▶ **GIVEN RECORDS**
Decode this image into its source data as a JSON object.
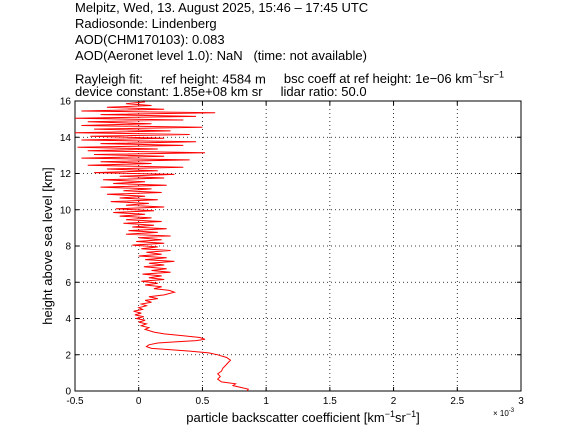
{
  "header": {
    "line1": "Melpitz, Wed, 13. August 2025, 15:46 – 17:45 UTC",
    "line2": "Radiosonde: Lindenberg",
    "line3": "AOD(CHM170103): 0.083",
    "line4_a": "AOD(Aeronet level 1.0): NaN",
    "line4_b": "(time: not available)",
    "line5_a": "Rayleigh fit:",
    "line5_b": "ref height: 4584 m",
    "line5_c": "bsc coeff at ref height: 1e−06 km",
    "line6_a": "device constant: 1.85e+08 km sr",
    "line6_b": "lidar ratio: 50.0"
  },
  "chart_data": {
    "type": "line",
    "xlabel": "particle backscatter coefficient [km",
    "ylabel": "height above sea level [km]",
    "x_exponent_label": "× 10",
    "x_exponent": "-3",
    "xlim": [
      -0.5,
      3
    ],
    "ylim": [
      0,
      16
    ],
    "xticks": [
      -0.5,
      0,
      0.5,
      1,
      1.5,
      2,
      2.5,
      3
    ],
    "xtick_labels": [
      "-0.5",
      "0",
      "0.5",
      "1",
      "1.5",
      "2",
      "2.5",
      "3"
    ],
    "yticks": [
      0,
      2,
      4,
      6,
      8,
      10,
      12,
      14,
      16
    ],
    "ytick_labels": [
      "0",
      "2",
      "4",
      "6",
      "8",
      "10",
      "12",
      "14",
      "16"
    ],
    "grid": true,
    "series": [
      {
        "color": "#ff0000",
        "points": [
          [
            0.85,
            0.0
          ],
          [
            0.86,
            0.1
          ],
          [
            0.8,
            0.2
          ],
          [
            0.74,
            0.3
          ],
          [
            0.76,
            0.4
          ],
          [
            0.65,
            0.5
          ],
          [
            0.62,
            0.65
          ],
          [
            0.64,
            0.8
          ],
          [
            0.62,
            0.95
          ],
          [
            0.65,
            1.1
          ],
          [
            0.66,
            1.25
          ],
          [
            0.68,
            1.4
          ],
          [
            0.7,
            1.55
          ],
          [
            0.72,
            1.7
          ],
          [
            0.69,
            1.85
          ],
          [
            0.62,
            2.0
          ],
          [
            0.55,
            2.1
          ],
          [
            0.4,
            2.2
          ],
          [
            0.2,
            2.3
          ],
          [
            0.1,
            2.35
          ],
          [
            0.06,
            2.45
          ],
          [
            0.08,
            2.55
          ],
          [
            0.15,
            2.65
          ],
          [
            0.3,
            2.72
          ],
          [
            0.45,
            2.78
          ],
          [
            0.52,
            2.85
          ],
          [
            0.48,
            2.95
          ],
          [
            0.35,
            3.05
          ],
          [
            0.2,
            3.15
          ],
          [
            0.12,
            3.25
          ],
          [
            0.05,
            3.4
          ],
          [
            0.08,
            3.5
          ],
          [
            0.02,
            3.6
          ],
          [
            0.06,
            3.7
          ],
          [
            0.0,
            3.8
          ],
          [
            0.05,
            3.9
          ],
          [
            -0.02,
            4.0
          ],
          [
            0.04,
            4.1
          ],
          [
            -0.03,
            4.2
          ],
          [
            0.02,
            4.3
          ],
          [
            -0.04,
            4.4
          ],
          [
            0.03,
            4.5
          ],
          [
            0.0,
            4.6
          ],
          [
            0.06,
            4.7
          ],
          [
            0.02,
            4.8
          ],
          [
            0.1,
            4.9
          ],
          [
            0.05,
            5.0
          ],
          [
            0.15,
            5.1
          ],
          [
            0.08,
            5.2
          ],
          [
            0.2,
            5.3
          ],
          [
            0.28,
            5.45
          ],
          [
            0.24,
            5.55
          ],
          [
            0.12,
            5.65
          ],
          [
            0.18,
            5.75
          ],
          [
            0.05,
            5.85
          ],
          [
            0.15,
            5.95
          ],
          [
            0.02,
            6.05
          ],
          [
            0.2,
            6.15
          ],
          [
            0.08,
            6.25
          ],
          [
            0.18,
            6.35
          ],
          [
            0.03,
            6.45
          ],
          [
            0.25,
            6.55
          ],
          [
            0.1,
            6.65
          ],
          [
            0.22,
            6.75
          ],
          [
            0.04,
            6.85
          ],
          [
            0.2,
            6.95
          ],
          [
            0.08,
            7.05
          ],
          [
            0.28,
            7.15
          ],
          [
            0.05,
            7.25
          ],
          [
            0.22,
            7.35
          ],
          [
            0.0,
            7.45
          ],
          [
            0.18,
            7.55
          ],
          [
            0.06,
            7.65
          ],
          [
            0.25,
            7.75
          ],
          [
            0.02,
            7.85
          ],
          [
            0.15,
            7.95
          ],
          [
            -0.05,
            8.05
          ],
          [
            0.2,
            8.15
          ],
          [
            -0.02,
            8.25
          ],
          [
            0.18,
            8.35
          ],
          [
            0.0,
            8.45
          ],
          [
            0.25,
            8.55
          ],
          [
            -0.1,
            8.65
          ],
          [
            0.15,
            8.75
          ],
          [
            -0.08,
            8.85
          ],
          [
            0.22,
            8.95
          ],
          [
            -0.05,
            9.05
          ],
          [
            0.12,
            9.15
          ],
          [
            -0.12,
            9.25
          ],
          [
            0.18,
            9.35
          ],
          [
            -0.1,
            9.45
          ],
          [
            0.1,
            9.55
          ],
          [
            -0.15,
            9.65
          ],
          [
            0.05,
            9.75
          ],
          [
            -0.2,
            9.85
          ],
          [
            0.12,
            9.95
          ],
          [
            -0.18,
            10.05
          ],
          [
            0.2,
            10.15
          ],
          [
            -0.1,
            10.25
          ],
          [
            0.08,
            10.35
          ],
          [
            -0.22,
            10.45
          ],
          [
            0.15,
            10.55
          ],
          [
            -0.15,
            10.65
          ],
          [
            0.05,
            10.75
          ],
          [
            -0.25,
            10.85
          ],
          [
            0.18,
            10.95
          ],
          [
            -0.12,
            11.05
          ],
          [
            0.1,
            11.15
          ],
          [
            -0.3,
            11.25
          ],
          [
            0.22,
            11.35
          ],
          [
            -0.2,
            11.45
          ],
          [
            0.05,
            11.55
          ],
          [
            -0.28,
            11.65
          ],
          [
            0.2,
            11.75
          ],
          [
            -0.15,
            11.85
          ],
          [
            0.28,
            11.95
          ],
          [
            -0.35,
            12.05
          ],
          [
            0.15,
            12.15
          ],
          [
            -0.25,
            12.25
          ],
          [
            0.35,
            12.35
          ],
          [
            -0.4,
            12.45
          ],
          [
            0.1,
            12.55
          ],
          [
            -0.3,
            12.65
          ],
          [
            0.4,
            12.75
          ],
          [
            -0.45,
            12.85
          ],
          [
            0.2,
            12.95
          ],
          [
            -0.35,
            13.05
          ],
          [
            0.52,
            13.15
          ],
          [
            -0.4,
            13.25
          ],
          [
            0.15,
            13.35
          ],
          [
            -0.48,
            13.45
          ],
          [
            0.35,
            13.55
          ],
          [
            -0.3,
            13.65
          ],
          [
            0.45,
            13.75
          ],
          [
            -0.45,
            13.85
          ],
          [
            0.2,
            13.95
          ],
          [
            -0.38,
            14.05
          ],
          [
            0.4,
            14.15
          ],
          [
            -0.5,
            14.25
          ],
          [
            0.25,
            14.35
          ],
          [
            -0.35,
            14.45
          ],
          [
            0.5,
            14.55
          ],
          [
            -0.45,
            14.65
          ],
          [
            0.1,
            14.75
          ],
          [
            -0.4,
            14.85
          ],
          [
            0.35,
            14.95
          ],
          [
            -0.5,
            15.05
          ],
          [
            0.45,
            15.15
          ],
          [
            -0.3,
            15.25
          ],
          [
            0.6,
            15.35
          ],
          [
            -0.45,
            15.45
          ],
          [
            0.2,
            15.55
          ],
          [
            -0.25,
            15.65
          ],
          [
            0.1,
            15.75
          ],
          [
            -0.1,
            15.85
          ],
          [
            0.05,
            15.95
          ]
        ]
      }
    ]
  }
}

▶ **WHAT YOU HAVE TO DO**
Using the records above, select and copy every line that has the word "level".

▶ **SOLUTION TO THIS TASK**
    "line4_a": "AOD(Aeronet level 1.0): NaN",
    "ylabel": "height above sea level [km]",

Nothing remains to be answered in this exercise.